**PAGE EXTRACT:**
+++++

TRANSLATION OF DOCUMENT 1138-PS
Source: Nazi Conspiracy and Aggression, Vol. III. USGPO, Washington, 1946, pp.800-805

Provisional Directives Concerning Handling of Jews in
Reichskommissariat Ostland

13 August 1941

SECRET

(II 1 d 3000)
THE REICH COMMISSAR FOR EASTLAND
RIGA

Riga, 13 August 1941

TO: The Reich Minister for Occupied Eastern Territories, Berlin
   W 35.

I beg to enclose an account of planned provisional directives for treatment of Jews in the Reichskommissariat Ostland. [Translator' s note: Baltic States and White Russia.] [

Signed] BANSE [?]

To Department [Hauptabteilung] II with request for opinion.
(By order)
(Habs, 24 August)

(Gauleiter has taken cognizance)
(return to Dr. Runte)
(19 August 1941)

Enclosure :
(III a/ 13/ ei Grh)
[Translator' s note : All lines enclosed in parentheses were added to the original typewritten document in pencil or ink. There is also a slip attached to the document, initialed by Dr. Runte, Gauleiter M. and R.]


Reich commissar for Eastland

Kommissariat Ostland,
13 Aug. 41
Habs 4 Sept.

SECRET!

Provisional directives on the treatment of Jews in the area of the Reichs-Kommissariat Ostland.

My instructions in my address of 2'7 July 1941 in Kowno determine the final settlement of the Jewish question in the area of the Reichskommissariat Ostland.

Insofar as further measures are taken, especially by the Security Police (SIPO) , to carry out my oral instructions, they will not be affected by the following preliminary directives. It is merely the job of these preliminary directives to assure these, and for such length of time, minimum measures by the General or Regional Commissars, where and for as long as further measures are not possible in the direction of the final solution of the Jewish question.

+++++

**EXERCISE:**
Answer these about the translated document above:
1. To whom is the covering letter from Riga addressed?
2. According to the translator's note in the enclosure details, how were the lines in parentheses added to the original typewritten document?
3. Which police body is named as taking further measures to carry out the oral instructions?

+++++

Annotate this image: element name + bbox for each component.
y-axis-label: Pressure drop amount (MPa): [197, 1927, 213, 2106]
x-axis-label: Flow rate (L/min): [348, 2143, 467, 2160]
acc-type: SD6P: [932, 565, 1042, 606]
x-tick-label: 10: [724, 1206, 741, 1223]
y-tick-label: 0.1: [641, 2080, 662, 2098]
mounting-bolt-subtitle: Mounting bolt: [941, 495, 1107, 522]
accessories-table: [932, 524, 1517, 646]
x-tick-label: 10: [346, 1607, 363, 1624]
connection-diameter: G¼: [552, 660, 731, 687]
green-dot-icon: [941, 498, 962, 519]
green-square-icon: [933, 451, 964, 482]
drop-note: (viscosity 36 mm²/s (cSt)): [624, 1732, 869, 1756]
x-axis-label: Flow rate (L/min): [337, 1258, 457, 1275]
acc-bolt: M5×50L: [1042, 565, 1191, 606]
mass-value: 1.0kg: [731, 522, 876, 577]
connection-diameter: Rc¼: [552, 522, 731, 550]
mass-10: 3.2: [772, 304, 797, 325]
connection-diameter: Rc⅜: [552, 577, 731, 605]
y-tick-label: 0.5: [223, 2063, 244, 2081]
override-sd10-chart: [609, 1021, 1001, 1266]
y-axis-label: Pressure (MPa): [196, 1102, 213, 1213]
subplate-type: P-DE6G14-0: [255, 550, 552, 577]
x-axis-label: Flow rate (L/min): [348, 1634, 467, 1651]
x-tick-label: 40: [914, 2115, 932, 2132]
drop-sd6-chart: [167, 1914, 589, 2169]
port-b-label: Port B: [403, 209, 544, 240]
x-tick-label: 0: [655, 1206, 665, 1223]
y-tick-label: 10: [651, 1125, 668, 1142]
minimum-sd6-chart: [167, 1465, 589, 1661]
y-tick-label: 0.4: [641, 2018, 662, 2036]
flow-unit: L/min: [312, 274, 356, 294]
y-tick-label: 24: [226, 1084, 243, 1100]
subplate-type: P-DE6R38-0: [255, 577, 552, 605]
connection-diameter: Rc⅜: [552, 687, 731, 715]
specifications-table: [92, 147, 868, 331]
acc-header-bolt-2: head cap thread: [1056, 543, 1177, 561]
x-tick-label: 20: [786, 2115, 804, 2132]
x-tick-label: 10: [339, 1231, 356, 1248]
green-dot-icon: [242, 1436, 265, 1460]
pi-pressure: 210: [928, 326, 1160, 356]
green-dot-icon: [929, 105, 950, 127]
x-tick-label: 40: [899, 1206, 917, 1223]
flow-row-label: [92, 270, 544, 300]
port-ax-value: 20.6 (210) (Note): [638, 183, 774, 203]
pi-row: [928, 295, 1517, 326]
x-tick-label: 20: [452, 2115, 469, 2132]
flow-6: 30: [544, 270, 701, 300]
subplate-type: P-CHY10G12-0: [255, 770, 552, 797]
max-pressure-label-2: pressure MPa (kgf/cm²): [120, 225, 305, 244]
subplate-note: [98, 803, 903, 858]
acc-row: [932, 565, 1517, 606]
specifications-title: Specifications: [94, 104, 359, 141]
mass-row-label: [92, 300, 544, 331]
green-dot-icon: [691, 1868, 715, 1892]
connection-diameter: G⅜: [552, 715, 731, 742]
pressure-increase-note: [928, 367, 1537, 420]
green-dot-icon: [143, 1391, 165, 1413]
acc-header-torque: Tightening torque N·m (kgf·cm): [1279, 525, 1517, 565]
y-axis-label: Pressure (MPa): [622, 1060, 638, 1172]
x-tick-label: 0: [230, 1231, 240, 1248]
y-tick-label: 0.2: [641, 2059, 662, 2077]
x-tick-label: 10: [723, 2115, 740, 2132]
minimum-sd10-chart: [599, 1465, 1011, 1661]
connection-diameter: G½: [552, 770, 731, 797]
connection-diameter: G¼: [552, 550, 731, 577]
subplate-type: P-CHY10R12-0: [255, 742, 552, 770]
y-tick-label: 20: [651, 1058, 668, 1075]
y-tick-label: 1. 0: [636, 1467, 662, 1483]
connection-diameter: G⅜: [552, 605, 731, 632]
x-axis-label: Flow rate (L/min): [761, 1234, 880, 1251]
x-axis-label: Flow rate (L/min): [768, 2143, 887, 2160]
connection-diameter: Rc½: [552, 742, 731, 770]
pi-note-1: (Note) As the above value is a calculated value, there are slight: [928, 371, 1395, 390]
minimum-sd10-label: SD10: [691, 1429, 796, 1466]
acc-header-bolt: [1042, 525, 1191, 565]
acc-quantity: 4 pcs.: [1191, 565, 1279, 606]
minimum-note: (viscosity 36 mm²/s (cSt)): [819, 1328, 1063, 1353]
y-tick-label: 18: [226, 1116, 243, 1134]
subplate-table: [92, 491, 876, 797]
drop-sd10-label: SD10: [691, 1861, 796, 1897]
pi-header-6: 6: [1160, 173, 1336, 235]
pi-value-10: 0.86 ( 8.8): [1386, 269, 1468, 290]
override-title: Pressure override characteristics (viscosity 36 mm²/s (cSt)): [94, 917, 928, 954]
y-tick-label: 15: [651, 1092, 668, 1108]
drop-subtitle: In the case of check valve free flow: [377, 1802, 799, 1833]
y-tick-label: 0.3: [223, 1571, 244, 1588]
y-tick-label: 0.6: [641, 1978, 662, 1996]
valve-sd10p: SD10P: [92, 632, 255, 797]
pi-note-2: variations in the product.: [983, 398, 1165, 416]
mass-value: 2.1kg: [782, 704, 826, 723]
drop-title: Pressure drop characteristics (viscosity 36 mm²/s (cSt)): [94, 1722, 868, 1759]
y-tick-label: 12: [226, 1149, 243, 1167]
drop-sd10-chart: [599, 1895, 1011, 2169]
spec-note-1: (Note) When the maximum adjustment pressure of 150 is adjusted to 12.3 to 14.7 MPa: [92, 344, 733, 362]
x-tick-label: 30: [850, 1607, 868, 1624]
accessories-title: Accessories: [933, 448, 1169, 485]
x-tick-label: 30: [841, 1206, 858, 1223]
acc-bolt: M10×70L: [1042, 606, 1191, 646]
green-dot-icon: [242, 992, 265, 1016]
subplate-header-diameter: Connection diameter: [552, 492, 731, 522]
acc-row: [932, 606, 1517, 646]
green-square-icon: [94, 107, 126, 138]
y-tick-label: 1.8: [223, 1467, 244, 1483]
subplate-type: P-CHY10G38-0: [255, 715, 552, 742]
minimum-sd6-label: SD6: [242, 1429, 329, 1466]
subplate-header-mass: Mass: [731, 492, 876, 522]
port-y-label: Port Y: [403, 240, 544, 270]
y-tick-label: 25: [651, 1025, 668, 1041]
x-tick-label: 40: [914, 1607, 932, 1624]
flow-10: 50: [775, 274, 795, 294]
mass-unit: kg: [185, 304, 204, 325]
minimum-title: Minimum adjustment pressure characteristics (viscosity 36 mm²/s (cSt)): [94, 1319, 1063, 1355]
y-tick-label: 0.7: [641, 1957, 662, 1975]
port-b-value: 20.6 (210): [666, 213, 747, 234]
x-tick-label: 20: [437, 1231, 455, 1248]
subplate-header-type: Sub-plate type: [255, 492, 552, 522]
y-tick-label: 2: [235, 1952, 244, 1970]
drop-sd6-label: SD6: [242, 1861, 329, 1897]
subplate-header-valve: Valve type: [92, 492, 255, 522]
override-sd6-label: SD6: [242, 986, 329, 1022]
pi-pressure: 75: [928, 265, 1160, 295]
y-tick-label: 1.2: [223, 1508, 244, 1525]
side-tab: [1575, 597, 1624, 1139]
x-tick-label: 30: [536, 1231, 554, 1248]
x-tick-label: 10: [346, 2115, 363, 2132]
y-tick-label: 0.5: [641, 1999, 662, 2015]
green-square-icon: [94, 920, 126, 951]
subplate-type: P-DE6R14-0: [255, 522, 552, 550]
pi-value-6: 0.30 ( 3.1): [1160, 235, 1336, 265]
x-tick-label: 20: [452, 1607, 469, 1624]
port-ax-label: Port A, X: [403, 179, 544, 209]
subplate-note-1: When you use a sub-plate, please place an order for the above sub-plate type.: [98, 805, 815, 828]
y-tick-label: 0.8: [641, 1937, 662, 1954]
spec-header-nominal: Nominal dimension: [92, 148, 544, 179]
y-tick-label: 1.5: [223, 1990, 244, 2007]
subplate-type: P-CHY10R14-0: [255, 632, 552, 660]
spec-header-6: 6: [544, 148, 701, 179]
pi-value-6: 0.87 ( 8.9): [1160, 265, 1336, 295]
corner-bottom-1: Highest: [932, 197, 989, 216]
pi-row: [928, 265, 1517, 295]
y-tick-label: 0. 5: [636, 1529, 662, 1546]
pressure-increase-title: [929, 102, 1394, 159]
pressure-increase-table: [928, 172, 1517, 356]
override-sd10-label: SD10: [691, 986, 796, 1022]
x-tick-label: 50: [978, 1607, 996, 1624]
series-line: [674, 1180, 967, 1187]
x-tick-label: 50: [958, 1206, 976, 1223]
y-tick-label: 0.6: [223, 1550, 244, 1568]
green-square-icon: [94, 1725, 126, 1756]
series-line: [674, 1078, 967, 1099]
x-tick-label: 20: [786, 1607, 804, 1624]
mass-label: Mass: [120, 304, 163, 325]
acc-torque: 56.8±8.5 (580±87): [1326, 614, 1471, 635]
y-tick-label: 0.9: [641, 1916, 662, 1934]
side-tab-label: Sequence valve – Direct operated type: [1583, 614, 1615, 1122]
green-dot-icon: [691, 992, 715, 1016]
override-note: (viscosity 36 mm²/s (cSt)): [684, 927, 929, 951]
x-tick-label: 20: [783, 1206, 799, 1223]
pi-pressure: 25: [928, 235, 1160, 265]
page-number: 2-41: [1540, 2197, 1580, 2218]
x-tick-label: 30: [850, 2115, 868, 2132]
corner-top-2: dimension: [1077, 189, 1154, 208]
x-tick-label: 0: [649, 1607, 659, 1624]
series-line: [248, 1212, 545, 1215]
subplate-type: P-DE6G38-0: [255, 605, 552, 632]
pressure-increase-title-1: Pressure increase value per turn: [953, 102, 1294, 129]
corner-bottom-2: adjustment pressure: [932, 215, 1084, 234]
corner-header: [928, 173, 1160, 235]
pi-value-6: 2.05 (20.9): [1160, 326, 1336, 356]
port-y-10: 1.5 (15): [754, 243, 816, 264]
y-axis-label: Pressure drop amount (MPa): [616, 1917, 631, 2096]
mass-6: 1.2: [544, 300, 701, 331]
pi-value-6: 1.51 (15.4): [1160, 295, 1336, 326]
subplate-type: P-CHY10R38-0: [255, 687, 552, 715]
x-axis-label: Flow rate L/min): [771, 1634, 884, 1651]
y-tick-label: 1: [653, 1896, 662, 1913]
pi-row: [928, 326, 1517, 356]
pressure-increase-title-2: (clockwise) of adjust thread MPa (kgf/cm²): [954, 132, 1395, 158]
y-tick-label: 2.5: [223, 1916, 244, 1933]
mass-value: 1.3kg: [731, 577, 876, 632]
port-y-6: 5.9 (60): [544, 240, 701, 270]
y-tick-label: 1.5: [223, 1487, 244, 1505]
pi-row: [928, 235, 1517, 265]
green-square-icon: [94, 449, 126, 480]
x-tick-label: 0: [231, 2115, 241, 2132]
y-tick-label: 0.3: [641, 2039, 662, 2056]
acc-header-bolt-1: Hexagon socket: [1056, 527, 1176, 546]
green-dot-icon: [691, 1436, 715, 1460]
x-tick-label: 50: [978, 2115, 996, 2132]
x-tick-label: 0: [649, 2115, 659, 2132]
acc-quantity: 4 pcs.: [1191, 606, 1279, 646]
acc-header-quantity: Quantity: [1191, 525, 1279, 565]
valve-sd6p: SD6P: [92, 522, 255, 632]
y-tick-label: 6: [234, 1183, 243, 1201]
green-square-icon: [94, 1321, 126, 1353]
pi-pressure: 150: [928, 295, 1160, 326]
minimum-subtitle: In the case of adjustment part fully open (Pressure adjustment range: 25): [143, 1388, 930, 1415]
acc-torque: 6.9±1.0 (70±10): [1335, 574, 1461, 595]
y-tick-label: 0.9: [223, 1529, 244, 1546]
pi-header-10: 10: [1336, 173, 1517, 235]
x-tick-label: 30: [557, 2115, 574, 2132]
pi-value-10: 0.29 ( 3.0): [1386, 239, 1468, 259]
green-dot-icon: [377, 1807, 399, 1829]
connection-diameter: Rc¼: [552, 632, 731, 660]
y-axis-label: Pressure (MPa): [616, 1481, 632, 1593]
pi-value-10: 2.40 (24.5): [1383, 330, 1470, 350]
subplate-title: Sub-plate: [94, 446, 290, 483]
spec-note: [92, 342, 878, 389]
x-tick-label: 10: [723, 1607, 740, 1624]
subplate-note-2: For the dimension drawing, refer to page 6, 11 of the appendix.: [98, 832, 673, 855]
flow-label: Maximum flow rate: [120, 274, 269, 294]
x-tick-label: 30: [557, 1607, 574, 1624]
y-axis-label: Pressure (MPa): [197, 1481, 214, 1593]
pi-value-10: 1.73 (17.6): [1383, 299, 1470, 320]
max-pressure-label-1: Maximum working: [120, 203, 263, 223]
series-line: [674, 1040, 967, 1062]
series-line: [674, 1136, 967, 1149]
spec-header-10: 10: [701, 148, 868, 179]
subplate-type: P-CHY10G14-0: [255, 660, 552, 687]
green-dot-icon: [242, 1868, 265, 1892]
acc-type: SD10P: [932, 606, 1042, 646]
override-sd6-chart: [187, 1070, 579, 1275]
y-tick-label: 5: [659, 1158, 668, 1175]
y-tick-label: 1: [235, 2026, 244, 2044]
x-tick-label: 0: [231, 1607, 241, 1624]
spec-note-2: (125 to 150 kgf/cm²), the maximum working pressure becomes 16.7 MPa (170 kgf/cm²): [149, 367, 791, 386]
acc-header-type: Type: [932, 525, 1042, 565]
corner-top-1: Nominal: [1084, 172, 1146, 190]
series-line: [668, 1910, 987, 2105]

+++++

**THE OUTPUT:**
1. The Reich Minister for Occupied Eastern Territories, Berlin.
2. In pencil or ink.
3. The Security Police (SIPO).